◆ Task statement ◆
Pick out every line in the records below that contains the word "change", and copy each such line in full.

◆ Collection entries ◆
◆ ◆ ◆ ◆

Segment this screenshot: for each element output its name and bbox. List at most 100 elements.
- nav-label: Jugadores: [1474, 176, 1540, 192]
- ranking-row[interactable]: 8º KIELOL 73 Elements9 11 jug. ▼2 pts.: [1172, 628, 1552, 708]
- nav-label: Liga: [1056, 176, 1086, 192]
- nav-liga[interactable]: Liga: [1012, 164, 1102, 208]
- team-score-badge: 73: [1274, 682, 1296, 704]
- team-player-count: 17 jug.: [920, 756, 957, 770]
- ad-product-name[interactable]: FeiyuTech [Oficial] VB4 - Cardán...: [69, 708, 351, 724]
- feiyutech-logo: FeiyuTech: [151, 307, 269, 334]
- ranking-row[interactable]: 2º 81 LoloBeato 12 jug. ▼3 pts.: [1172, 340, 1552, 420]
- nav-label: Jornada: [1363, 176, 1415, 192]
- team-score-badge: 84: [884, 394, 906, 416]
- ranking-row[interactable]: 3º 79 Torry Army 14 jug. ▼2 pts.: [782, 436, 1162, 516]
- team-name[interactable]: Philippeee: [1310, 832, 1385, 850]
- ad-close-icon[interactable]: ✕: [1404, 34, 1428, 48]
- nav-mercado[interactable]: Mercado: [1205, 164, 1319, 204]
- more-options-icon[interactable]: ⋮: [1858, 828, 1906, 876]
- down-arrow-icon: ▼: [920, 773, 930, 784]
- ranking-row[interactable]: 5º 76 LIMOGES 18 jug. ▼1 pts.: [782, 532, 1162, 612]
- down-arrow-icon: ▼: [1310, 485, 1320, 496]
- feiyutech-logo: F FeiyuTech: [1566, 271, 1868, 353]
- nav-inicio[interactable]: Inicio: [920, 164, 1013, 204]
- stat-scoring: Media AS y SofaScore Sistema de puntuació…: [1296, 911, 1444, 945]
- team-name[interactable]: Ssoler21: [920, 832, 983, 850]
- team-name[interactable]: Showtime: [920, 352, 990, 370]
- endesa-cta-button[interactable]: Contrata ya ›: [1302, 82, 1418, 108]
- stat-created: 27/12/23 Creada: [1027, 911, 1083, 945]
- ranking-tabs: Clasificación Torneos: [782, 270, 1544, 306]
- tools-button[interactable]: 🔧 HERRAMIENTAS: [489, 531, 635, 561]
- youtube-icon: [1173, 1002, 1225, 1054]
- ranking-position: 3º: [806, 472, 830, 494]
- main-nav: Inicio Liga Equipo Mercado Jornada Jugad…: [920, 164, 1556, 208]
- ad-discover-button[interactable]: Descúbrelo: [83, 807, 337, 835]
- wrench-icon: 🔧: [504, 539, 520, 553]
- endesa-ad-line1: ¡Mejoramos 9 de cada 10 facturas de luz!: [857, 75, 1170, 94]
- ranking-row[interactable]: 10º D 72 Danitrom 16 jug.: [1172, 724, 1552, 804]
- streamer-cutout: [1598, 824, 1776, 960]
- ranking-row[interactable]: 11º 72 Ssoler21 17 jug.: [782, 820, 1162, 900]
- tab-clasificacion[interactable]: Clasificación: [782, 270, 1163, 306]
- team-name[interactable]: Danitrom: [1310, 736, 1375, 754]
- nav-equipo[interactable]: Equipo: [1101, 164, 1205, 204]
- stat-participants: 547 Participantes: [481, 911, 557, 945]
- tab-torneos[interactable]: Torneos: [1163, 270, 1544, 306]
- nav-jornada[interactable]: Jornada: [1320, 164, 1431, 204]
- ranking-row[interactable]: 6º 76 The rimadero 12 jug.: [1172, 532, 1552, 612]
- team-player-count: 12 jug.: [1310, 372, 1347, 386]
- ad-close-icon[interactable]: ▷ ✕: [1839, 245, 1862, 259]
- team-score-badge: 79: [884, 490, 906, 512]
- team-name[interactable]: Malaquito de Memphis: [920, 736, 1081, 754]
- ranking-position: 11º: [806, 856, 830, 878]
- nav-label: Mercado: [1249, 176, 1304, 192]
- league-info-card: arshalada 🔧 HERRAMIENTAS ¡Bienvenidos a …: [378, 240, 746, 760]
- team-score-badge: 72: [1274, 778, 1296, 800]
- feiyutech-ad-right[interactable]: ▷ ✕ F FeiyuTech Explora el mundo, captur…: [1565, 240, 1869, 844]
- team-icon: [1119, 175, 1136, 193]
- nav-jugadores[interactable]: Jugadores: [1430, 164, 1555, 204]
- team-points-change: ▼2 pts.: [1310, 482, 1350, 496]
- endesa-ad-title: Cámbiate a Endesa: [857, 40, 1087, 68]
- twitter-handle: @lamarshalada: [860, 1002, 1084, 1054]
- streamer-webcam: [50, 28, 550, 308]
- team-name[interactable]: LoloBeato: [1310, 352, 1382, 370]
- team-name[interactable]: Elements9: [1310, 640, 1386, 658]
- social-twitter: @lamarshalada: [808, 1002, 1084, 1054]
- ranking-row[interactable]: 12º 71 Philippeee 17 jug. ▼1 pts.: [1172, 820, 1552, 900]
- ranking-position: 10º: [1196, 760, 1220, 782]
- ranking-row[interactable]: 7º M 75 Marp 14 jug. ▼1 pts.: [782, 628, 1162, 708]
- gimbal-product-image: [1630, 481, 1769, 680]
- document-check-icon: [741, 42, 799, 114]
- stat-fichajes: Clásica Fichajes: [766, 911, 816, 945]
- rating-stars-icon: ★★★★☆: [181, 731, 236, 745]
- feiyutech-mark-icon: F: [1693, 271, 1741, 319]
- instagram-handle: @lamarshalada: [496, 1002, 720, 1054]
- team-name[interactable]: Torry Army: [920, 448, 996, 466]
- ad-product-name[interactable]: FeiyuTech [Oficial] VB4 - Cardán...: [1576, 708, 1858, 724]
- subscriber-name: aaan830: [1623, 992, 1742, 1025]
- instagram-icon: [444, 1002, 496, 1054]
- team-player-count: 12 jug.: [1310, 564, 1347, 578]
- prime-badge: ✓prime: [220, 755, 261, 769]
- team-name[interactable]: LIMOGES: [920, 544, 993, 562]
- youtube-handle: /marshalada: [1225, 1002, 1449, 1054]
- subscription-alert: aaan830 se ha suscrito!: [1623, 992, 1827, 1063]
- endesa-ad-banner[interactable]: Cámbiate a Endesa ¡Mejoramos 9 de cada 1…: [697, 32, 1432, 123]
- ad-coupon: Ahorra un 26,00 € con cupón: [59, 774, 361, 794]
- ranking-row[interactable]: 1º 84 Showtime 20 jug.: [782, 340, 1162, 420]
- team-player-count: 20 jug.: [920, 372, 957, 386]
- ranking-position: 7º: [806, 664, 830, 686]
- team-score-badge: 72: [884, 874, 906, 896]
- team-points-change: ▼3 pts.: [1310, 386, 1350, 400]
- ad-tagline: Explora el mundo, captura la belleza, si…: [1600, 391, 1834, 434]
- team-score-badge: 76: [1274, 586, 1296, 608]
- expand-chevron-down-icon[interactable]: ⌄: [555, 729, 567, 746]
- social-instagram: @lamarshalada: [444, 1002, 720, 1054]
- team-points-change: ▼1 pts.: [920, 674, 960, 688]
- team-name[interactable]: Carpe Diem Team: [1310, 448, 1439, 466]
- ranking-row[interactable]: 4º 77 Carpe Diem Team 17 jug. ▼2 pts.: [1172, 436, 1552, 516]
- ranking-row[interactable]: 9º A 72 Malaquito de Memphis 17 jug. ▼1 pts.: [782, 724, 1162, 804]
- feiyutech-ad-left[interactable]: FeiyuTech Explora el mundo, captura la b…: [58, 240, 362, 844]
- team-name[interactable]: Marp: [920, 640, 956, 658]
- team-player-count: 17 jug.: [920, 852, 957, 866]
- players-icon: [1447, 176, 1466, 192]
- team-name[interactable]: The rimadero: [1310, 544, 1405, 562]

◆ ◆ ◆ ◆

◆ Output for this task ◆
- team-points-change: ▼2 pts.: [1310, 482, 1350, 496]
- team-points-change: ▼3 pts.: [1310, 386, 1350, 400]
- team-points-change: ▼1 pts.: [920, 674, 960, 688]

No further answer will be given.